• [SHORT EXERCISE]: Spot every line with the word "runif" and return it.

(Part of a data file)
----

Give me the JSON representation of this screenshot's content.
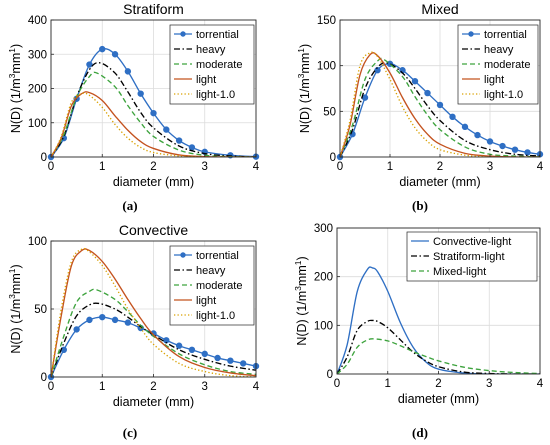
{
  "figure": {
    "panel_labels": [
      "(a)",
      "(b)",
      "(c)",
      "(d)"
    ]
  },
  "series_styles": {
    "torrential": {
      "color": "#2f6fc4",
      "dash": "solid",
      "marker": "circle"
    },
    "heavy": {
      "color": "#000000",
      "dash": "dashdot",
      "marker": "none"
    },
    "moderate": {
      "color": "#3da33d",
      "dash": "dashed",
      "marker": "none"
    },
    "light": {
      "color": "#c4531f",
      "dash": "solid",
      "marker": "none"
    },
    "light-1.0": {
      "color": "#d9a100",
      "dash": "dotted",
      "marker": "none"
    },
    "Convective-light": {
      "color": "#2f6fc4",
      "dash": "solid",
      "marker": "none"
    },
    "Stratiform-light": {
      "color": "#000000",
      "dash": "dashdot",
      "marker": "none"
    },
    "Mixed-light": {
      "color": "#3da33d",
      "dash": "dashed",
      "marker": "none"
    }
  },
  "chart_data": [
    {
      "type": "line",
      "title": "Stratiform",
      "xlabel": "diameter (mm)",
      "ylabel": "N(D) (1/m³mm¹)",
      "xlim": [
        0,
        4
      ],
      "ylim": [
        0,
        400
      ],
      "xticks": [
        0,
        1,
        2,
        3,
        4
      ],
      "yticks": [
        0,
        100,
        200,
        300,
        400
      ],
      "legend_position": "top-right",
      "grid": true,
      "series": [
        {
          "name": "torrential",
          "x": [
            0,
            0.25,
            0.5,
            0.75,
            1.0,
            1.25,
            1.5,
            1.75,
            2.0,
            2.25,
            2.5,
            2.75,
            3.0,
            3.5,
            4.0
          ],
          "y": [
            0,
            55,
            170,
            270,
            315,
            300,
            250,
            185,
            128,
            80,
            48,
            28,
            15,
            5,
            1
          ]
        },
        {
          "name": "heavy",
          "x": [
            0,
            0.25,
            0.5,
            0.75,
            0.95,
            1.25,
            1.5,
            1.75,
            2.0,
            2.5,
            3.0,
            3.5,
            4.0
          ],
          "y": [
            0,
            60,
            175,
            255,
            275,
            245,
            190,
            130,
            85,
            32,
            10,
            3,
            0
          ]
        },
        {
          "name": "moderate",
          "x": [
            0,
            0.25,
            0.5,
            0.75,
            0.9,
            1.25,
            1.5,
            1.75,
            2.0,
            2.5,
            3.0,
            3.5,
            4.0
          ],
          "y": [
            0,
            65,
            175,
            235,
            245,
            205,
            150,
            100,
            60,
            20,
            5,
            1,
            0
          ]
        },
        {
          "name": "light",
          "x": [
            0,
            0.2,
            0.4,
            0.6,
            0.75,
            1.0,
            1.25,
            1.5,
            1.75,
            2.0,
            2.5,
            3.0,
            3.5,
            4.0
          ],
          "y": [
            0,
            55,
            150,
            185,
            188,
            165,
            120,
            78,
            45,
            25,
            6,
            1,
            0,
            0
          ]
        },
        {
          "name": "light-1.0",
          "x": [
            0,
            0.2,
            0.4,
            0.6,
            0.75,
            1.0,
            1.25,
            1.5,
            1.75,
            2.0,
            2.5,
            3.0,
            3.5,
            4.0
          ],
          "y": [
            0,
            60,
            160,
            185,
            180,
            145,
            95,
            55,
            28,
            13,
            3,
            0,
            0,
            0
          ]
        }
      ]
    },
    {
      "type": "line",
      "title": "Mixed",
      "xlabel": "diameter (mm)",
      "ylabel": "N(D) (1/m³mm¹)",
      "xlim": [
        0,
        4
      ],
      "ylim": [
        0,
        150
      ],
      "xticks": [
        0,
        1,
        2,
        3,
        4
      ],
      "yticks": [
        0,
        50,
        100,
        150
      ],
      "legend_position": "top-right",
      "grid": true,
      "series": [
        {
          "name": "torrential",
          "x": [
            0,
            0.25,
            0.5,
            0.75,
            1.0,
            1.25,
            1.5,
            1.75,
            2.0,
            2.25,
            2.5,
            2.75,
            3.0,
            3.25,
            3.5,
            3.75,
            4.0
          ],
          "y": [
            0,
            25,
            65,
            95,
            102,
            95,
            83,
            70,
            57,
            44,
            33,
            24,
            17,
            12,
            8,
            5,
            3
          ]
        },
        {
          "name": "heavy",
          "x": [
            0,
            0.25,
            0.5,
            0.75,
            0.95,
            1.25,
            1.5,
            1.75,
            2.0,
            2.5,
            3.0,
            3.5,
            4.0
          ],
          "y": [
            0,
            30,
            75,
            98,
            103,
            92,
            75,
            56,
            40,
            18,
            8,
            3,
            1
          ]
        },
        {
          "name": "moderate",
          "x": [
            0,
            0.25,
            0.5,
            0.75,
            0.9,
            1.25,
            1.5,
            1.75,
            2.0,
            2.5,
            3.0,
            3.5,
            4.0
          ],
          "y": [
            0,
            35,
            85,
            105,
            106,
            88,
            66,
            46,
            30,
            11,
            3,
            1,
            0
          ]
        },
        {
          "name": "light",
          "x": [
            0,
            0.2,
            0.4,
            0.6,
            0.75,
            1.0,
            1.25,
            1.5,
            1.75,
            2.0,
            2.5,
            3.0,
            3.5,
            4.0
          ],
          "y": [
            0,
            35,
            90,
            112,
            111,
            92,
            65,
            42,
            25,
            14,
            4,
            1,
            0,
            0
          ]
        },
        {
          "name": "light-1.0",
          "x": [
            0,
            0.2,
            0.4,
            0.6,
            0.75,
            1.0,
            1.25,
            1.5,
            1.75,
            2.0,
            2.5,
            3.0,
            3.5,
            4.0
          ],
          "y": [
            0,
            40,
            100,
            114,
            110,
            85,
            55,
            32,
            17,
            8,
            2,
            0,
            0,
            0
          ]
        }
      ]
    },
    {
      "type": "line",
      "title": "Convective",
      "xlabel": "diameter (mm)",
      "ylabel": "N(D) (1/m³mm¹)",
      "xlim": [
        0,
        4
      ],
      "ylim": [
        0,
        100
      ],
      "xticks": [
        0,
        1,
        2,
        3,
        4
      ],
      "yticks": [
        0,
        50,
        100
      ],
      "legend_position": "top-right",
      "grid": true,
      "series": [
        {
          "name": "torrential",
          "x": [
            0,
            0.25,
            0.5,
            0.75,
            1.0,
            1.25,
            1.5,
            1.75,
            2.0,
            2.25,
            2.5,
            2.75,
            3.0,
            3.25,
            3.5,
            3.75,
            4.0
          ],
          "y": [
            0,
            20,
            35,
            42,
            44,
            42,
            40,
            36,
            32,
            27,
            23,
            20,
            17,
            14,
            12,
            10,
            8
          ]
        },
        {
          "name": "heavy",
          "x": [
            0,
            0.25,
            0.5,
            0.75,
            0.95,
            1.25,
            1.5,
            1.75,
            2.0,
            2.5,
            3.0,
            3.5,
            4.0
          ],
          "y": [
            0,
            25,
            45,
            53,
            54,
            50,
            44,
            37,
            31,
            20,
            13,
            8,
            5
          ]
        },
        {
          "name": "moderate",
          "x": [
            0,
            0.25,
            0.5,
            0.75,
            0.9,
            1.25,
            1.5,
            1.75,
            2.0,
            2.5,
            3.0,
            3.5,
            4.0
          ],
          "y": [
            0,
            30,
            55,
            63,
            64,
            57,
            48,
            38,
            30,
            17,
            9,
            4,
            2
          ]
        },
        {
          "name": "light",
          "x": [
            0,
            0.2,
            0.4,
            0.6,
            0.75,
            1.0,
            1.25,
            1.5,
            1.75,
            2.0,
            2.5,
            3.0,
            3.5,
            4.0
          ],
          "y": [
            0,
            45,
            82,
            93,
            93,
            85,
            72,
            57,
            43,
            31,
            15,
            7,
            3,
            1
          ]
        },
        {
          "name": "light-1.0",
          "x": [
            0,
            0.2,
            0.4,
            0.6,
            0.75,
            1.0,
            1.25,
            1.5,
            1.75,
            2.0,
            2.5,
            3.0,
            3.5,
            4.0
          ],
          "y": [
            0,
            50,
            85,
            94,
            92,
            82,
            67,
            50,
            36,
            24,
            10,
            4,
            1,
            0
          ]
        }
      ]
    },
    {
      "type": "line",
      "title": "",
      "xlabel": "diameter (mm)",
      "ylabel": "N(D) (1/m³mm¹)",
      "xlim": [
        0,
        4
      ],
      "ylim": [
        0,
        300
      ],
      "xticks": [
        0,
        1,
        2,
        3,
        4
      ],
      "yticks": [
        0,
        100,
        200,
        300
      ],
      "legend_position": "top-right",
      "grid": true,
      "series": [
        {
          "name": "Convective-light",
          "x": [
            0,
            0.2,
            0.4,
            0.6,
            0.7,
            0.8,
            1.0,
            1.25,
            1.5,
            1.75,
            2.0,
            2.5,
            3.0,
            3.5,
            4.0
          ],
          "y": [
            0,
            60,
            170,
            215,
            218,
            210,
            170,
            105,
            55,
            25,
            10,
            2,
            0,
            0,
            0
          ]
        },
        {
          "name": "Stratiform-light",
          "x": [
            0,
            0.2,
            0.4,
            0.6,
            0.7,
            0.8,
            1.0,
            1.25,
            1.5,
            1.75,
            2.0,
            2.5,
            3.0,
            3.5,
            4.0
          ],
          "y": [
            0,
            35,
            90,
            108,
            110,
            108,
            95,
            70,
            45,
            27,
            15,
            4,
            1,
            0,
            0
          ]
        },
        {
          "name": "Mixed-light",
          "x": [
            0,
            0.2,
            0.4,
            0.6,
            0.75,
            1.0,
            1.25,
            1.5,
            1.75,
            2.0,
            2.5,
            3.0,
            3.5,
            4.0
          ],
          "y": [
            0,
            20,
            55,
            70,
            72,
            68,
            58,
            46,
            36,
            27,
            14,
            7,
            3,
            1
          ]
        }
      ]
    }
  ]
}
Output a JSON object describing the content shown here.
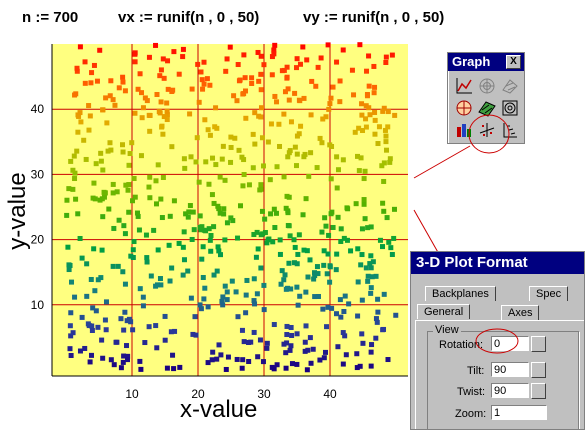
{
  "formulas": {
    "n_def": "n := 700",
    "vx_def": "vx := runif(n , 0 , 50)",
    "vy_def": "vy := runif(n , 0 , 50)"
  },
  "chart_data": {
    "type": "scatter",
    "n": 700,
    "xlabel": "x-value",
    "ylabel": "y-value",
    "xlim": [
      0,
      50
    ],
    "ylim": [
      0,
      50
    ],
    "x_ticks": [
      "10",
      "20",
      "30",
      "40"
    ],
    "y_ticks": [
      "10",
      "20",
      "30",
      "40"
    ],
    "grid": true,
    "background": "#ffff80",
    "grid_color": "#cc0000",
    "colormap": [
      "#1a0080",
      "#2b3a9a",
      "#168080",
      "#00a040",
      "#50b000",
      "#a0c000",
      "#e0b000",
      "#ff6000",
      "#ff0000"
    ]
  },
  "graph_palette": {
    "title": "Graph",
    "close_label": "X",
    "buttons": [
      "xy-plot-icon",
      "polar-plot-icon",
      "surface-plot-icon",
      "vector-field-icon",
      "contour-plot-icon",
      "plot-3d-icon",
      "bar-plot-3d-icon",
      "scatter-plot-3d-icon",
      "vector-field-3d-icon"
    ]
  },
  "dialog": {
    "title": "3-D Plot Format",
    "tabs_back": [
      "Backplanes",
      "Spec"
    ],
    "tabs_front": [
      "General",
      "Axes"
    ],
    "group_label": "View",
    "rotation_label": "Rotation:",
    "rotation_value": "0",
    "tilt_label": "Tilt:",
    "tilt_value": "90",
    "twist_label": "Twist:",
    "twist_value": "90",
    "zoom_label": "Zoom:",
    "zoom_value": "1"
  },
  "highlight_color": "#cc0000"
}
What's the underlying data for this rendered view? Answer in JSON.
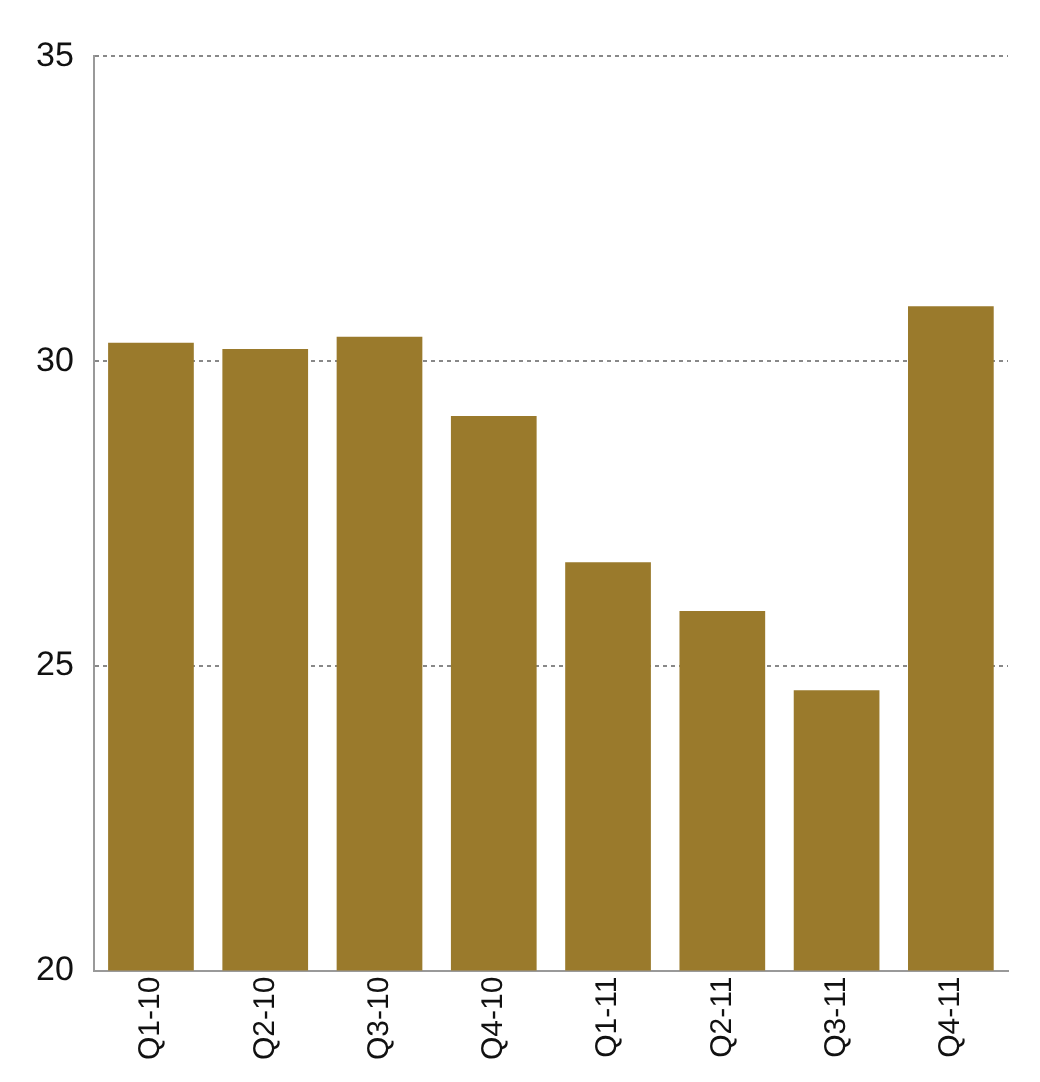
{
  "chart_data": {
    "type": "bar",
    "categories": [
      "Q1-10",
      "Q2-10",
      "Q3-10",
      "Q4-10",
      "Q1-11",
      "Q2-11",
      "Q3-11",
      "Q4-11"
    ],
    "values": [
      30.3,
      30.2,
      30.4,
      29.1,
      26.7,
      25.9,
      24.6,
      30.9
    ],
    "color": "#9a7a2c",
    "ylim": [
      20,
      35
    ],
    "yticks": [
      20,
      25,
      30,
      35
    ],
    "grid": "y"
  }
}
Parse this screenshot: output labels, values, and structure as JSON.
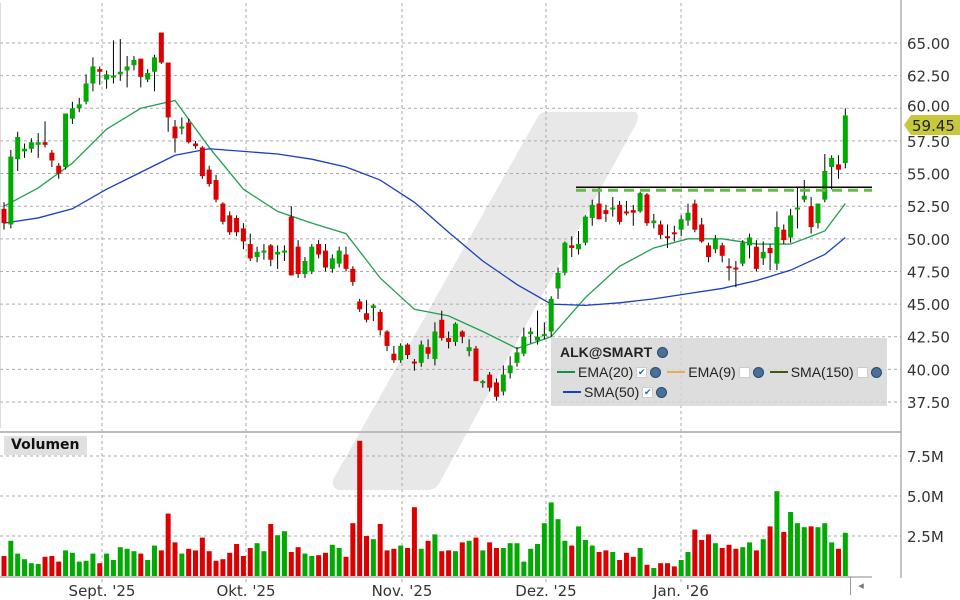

----

• [RESPONSE TO THIS TASK]:
    "vx_def": "vx := runif(n , 0 , 50)",
    "vy_def": "vy := runif(n , 0 , 50)"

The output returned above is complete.